» EXERCISE AIM
Give back the lines from the line with "Output each element" up to and including the line with "status-dot-icon [199, 491, 207, 494]", renaming "theming-item" to "theme-option" wherever it occurs and leaving everything else unchanged.

::::::::::

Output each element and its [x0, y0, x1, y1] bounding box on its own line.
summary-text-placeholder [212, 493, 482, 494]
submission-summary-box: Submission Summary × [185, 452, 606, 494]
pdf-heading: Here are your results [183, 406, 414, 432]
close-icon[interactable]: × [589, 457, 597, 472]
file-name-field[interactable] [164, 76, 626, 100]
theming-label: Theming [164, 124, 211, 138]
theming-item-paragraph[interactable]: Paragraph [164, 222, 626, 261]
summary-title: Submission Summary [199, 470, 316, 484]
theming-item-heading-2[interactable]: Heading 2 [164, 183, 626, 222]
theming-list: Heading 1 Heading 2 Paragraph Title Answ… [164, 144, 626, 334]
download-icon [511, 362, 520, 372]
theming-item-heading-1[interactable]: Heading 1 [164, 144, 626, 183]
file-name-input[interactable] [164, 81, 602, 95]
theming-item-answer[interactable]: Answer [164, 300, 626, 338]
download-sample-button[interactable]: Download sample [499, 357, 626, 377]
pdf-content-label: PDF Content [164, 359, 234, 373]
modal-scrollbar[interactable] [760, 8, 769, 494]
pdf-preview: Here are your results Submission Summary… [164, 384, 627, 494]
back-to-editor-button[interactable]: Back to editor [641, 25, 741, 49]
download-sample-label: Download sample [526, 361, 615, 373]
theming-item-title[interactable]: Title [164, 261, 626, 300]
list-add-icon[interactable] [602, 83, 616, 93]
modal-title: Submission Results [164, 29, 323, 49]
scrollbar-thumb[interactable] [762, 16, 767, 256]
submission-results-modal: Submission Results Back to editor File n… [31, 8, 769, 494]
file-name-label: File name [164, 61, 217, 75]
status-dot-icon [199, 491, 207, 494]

::::::::::

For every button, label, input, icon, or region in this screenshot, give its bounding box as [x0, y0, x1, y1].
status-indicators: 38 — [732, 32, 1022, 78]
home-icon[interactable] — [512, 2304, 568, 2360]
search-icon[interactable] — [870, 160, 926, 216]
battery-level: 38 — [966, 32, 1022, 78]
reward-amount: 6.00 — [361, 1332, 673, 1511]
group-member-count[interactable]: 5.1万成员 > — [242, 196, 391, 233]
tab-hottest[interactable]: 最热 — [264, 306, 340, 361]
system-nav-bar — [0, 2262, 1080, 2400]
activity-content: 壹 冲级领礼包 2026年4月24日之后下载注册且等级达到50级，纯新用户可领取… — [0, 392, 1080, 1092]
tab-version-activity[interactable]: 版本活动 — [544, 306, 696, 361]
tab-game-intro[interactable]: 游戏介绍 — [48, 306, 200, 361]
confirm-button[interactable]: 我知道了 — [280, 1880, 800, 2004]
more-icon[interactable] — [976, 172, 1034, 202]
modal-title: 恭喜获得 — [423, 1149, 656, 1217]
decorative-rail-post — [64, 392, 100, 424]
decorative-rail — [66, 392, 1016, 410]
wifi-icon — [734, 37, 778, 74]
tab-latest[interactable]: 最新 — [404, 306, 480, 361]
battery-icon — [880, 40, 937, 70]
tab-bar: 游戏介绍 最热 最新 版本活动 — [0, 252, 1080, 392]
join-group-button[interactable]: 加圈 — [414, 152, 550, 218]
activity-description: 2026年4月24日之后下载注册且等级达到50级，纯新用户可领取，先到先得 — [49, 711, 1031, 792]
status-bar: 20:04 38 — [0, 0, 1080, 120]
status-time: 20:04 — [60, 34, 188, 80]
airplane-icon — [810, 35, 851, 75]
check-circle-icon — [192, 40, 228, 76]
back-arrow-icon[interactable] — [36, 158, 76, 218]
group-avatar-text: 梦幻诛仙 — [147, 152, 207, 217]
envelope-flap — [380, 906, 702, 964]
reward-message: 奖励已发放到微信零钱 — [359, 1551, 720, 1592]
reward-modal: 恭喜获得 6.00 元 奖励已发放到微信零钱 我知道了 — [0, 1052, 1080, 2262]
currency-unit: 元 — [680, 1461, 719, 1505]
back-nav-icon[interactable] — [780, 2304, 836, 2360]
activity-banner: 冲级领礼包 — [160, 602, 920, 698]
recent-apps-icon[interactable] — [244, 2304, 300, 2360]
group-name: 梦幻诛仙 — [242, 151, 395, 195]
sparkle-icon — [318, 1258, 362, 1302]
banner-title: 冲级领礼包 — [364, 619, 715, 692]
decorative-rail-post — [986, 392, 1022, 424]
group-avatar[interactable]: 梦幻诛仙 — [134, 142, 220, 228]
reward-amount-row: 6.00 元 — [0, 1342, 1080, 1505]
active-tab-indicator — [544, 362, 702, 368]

::::::::::

» WRITTEN SOLUTION
Output each element and its [x0, y0, x1, y1] bounding box on its own line.
summary-text-placeholder [212, 493, 482, 494]
submission-summary-box: Submission Summary × [185, 452, 606, 494]
pdf-heading: Here are your results [183, 406, 414, 432]
close-icon[interactable]: × [589, 457, 597, 472]
file-name-field[interactable] [164, 76, 626, 100]
theming-label: Theming [164, 124, 211, 138]
theme-option-paragraph[interactable]: Paragraph [164, 222, 626, 261]
summary-title: Submission Summary [199, 470, 316, 484]
theme-option-heading-2[interactable]: Heading 2 [164, 183, 626, 222]
theming-list: Heading 1 Heading 2 Paragraph Title Answ… [164, 144, 626, 334]
download-icon [511, 362, 520, 372]
theme-option-heading-1[interactable]: Heading 1 [164, 144, 626, 183]
file-name-input[interactable] [164, 81, 602, 95]
theme-option-answer[interactable]: Answer [164, 300, 626, 338]
download-sample-button[interactable]: Download sample [499, 357, 626, 377]
pdf-content-label: PDF Content [164, 359, 234, 373]
modal-scrollbar[interactable] [760, 8, 769, 494]
pdf-preview: Here are your results Submission Summary… [164, 384, 627, 494]
back-to-editor-button[interactable]: Back to editor [641, 25, 741, 49]
download-sample-label: Download sample [526, 361, 615, 373]
theme-option-title[interactable]: Title [164, 261, 626, 300]
list-add-icon[interactable] [602, 83, 616, 93]
modal-title: Submission Results [164, 29, 323, 49]
scrollbar-thumb[interactable] [762, 16, 767, 256]
submission-results-modal: Submission Results Back to editor File n… [31, 8, 769, 494]
file-name-label: File name [164, 61, 217, 75]
status-dot-icon [199, 491, 207, 494]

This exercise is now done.